REQUIRED TASK: List each line of the data that holds the string "구강청결을", please.

Extracted data entries:
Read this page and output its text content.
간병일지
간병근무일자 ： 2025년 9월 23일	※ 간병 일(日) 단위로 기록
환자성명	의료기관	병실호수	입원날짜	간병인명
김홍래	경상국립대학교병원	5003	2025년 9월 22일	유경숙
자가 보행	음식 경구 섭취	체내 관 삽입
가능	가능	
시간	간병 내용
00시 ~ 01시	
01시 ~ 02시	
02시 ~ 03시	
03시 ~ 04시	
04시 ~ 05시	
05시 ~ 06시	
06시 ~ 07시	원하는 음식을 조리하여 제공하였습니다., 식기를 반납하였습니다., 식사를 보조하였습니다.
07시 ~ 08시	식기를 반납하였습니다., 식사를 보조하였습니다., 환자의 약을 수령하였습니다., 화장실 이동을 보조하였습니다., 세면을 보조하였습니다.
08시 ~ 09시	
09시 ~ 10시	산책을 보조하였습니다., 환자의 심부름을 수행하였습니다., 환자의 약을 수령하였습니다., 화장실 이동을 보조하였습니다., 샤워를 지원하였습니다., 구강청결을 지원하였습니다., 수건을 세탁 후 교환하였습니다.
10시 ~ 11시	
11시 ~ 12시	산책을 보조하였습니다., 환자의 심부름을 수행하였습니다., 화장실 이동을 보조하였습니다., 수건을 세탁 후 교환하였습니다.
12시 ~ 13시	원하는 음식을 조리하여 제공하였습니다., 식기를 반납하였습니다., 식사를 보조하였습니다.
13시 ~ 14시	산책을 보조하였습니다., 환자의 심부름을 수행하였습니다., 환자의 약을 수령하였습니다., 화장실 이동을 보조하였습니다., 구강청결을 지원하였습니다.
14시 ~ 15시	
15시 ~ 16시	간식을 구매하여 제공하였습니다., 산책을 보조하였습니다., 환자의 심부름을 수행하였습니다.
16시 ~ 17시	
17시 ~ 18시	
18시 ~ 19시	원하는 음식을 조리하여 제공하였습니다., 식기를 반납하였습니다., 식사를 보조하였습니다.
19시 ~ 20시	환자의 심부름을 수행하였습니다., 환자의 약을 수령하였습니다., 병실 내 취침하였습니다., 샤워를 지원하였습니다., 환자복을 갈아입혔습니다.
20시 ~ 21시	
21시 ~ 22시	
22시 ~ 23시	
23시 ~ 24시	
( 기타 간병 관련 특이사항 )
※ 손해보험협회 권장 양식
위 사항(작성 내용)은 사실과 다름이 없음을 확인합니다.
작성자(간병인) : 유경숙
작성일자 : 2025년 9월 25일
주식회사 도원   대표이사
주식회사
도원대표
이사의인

* * *

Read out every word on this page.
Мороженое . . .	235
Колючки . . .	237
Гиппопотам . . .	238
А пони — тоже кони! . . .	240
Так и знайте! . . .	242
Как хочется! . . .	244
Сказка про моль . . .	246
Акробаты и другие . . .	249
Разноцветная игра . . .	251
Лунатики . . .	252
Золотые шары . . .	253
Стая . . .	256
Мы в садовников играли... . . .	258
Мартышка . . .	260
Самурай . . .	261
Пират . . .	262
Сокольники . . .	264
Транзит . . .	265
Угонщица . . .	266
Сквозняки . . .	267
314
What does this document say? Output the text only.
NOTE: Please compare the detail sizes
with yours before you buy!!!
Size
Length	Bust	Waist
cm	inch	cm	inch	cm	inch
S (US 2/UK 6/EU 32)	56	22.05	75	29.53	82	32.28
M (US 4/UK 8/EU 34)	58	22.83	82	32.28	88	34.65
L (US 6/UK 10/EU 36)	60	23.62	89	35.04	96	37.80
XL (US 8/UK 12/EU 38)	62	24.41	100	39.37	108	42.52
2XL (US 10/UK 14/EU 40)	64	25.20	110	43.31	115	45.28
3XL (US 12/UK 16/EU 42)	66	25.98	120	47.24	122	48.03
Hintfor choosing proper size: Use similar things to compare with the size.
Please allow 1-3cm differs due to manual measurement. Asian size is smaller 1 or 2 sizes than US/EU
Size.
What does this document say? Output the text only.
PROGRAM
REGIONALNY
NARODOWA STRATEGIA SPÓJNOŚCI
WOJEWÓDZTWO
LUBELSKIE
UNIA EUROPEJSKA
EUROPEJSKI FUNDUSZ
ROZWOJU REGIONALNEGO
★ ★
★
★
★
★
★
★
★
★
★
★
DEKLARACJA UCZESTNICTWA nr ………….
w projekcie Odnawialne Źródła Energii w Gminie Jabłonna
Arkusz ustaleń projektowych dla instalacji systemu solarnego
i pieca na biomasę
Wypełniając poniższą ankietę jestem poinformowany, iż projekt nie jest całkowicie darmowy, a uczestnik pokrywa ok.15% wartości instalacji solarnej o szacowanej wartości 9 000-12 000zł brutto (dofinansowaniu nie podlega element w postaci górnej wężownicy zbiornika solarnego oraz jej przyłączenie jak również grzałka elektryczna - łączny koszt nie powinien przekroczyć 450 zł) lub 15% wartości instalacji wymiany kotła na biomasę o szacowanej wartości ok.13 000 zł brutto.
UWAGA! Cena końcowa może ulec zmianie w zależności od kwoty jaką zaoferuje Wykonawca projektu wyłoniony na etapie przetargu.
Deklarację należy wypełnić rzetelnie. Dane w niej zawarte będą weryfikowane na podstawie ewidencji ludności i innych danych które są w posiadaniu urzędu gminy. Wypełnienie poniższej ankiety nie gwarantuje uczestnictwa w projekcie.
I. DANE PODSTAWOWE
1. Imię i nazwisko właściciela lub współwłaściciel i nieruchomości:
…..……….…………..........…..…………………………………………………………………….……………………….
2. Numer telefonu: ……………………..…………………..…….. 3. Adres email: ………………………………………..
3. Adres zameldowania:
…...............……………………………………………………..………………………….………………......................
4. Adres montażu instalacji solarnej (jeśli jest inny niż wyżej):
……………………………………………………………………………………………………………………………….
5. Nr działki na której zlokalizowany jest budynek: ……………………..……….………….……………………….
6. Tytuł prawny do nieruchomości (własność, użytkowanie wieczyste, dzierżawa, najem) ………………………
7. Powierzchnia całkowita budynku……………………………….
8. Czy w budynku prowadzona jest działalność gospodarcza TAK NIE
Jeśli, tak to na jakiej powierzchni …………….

* * *

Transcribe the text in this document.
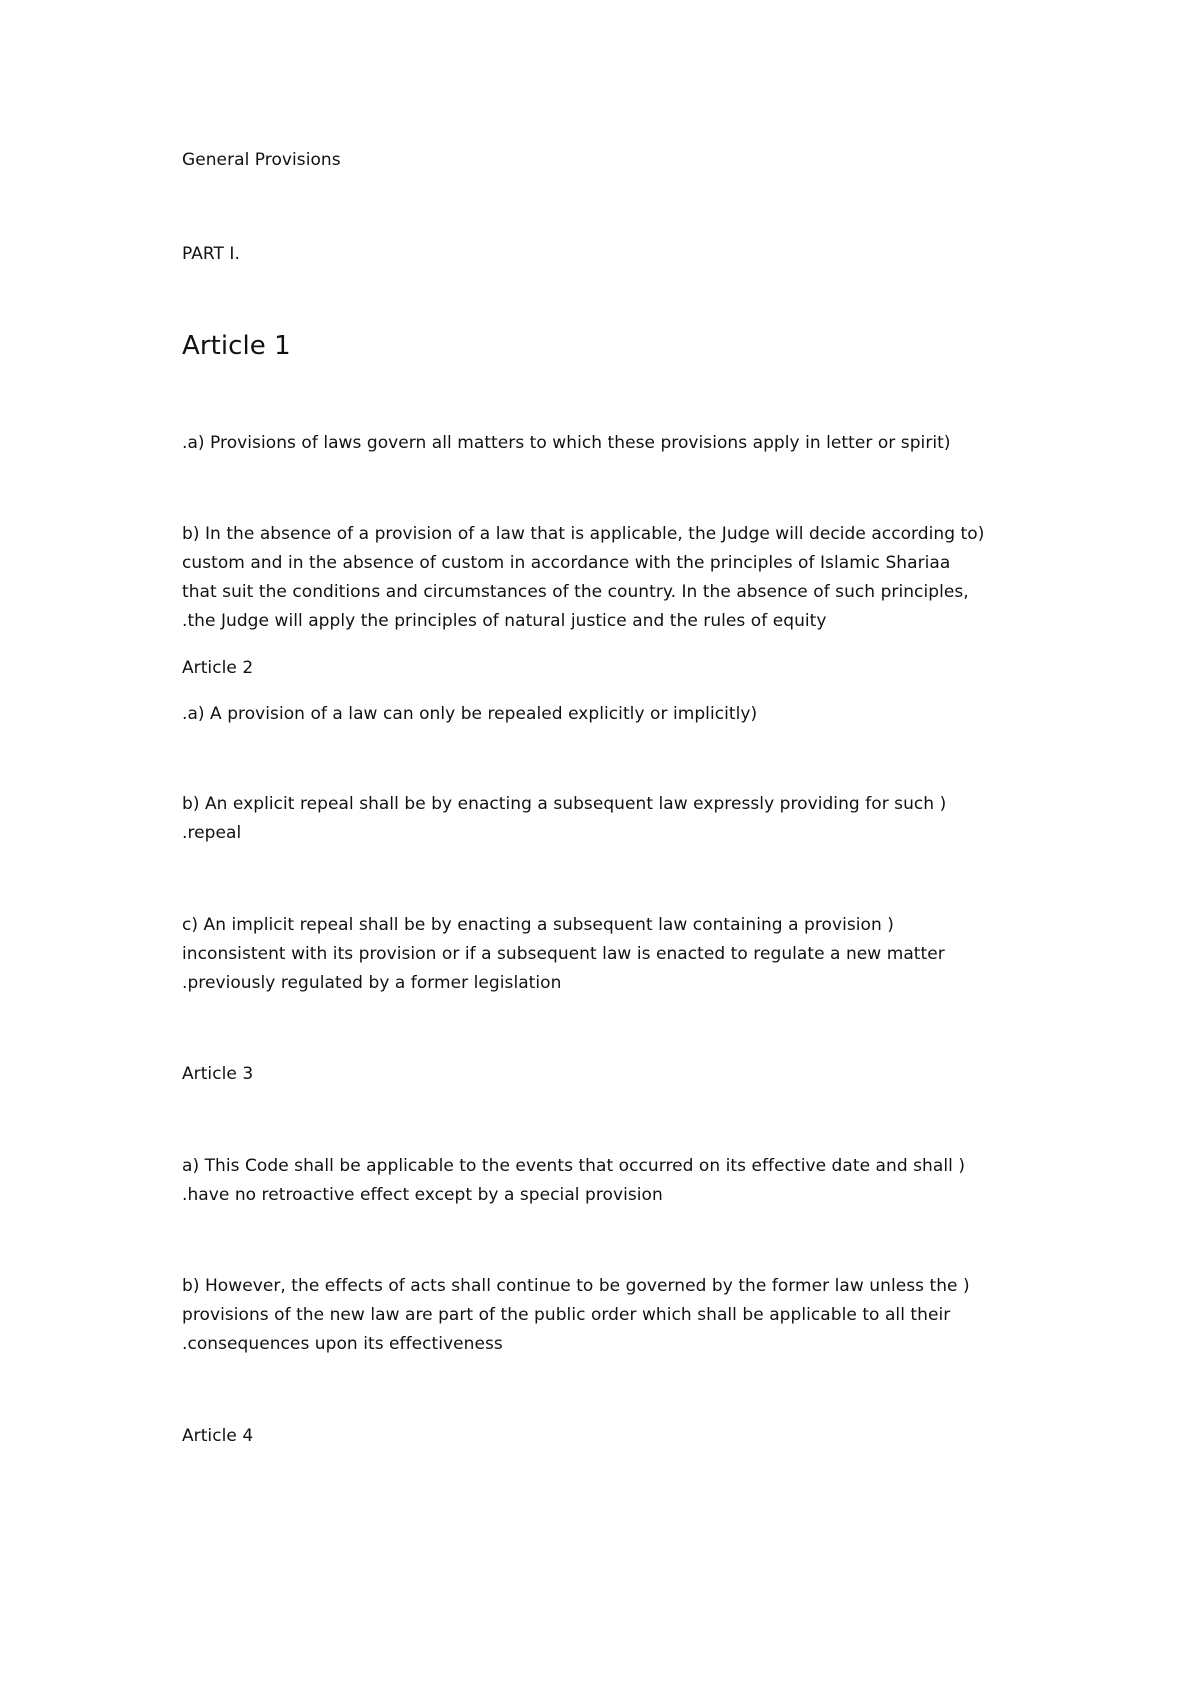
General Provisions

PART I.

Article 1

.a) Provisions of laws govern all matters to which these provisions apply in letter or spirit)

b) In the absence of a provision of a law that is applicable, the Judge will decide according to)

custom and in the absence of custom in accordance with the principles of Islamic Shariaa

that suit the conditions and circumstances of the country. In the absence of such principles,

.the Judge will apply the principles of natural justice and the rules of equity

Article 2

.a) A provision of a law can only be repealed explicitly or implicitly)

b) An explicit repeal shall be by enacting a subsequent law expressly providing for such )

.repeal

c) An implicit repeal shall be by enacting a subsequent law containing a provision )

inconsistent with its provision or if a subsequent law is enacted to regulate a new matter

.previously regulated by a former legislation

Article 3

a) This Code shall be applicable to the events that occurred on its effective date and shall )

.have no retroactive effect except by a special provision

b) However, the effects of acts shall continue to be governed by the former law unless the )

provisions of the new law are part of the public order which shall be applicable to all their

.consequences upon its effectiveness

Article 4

PROBLEM SOLUTION:
09시 ~ 10시	산책을 보조하였습니다., 환자의 심부름을 수행하였습니다., 환자의 약을 수령하였습니다., 화장실 이동을 보조하였습니다., 샤워를 지원하였습니다., 구강청결을 지원하였습니다., 수건을 세탁 후 교환하였습니다.
13시 ~ 14시	산책을 보조하였습니다., 환자의 심부름을 수행하였습니다., 환자의 약을 수령하였습니다., 화장실 이동을 보조하였습니다., 구강청결을 지원하였습니다.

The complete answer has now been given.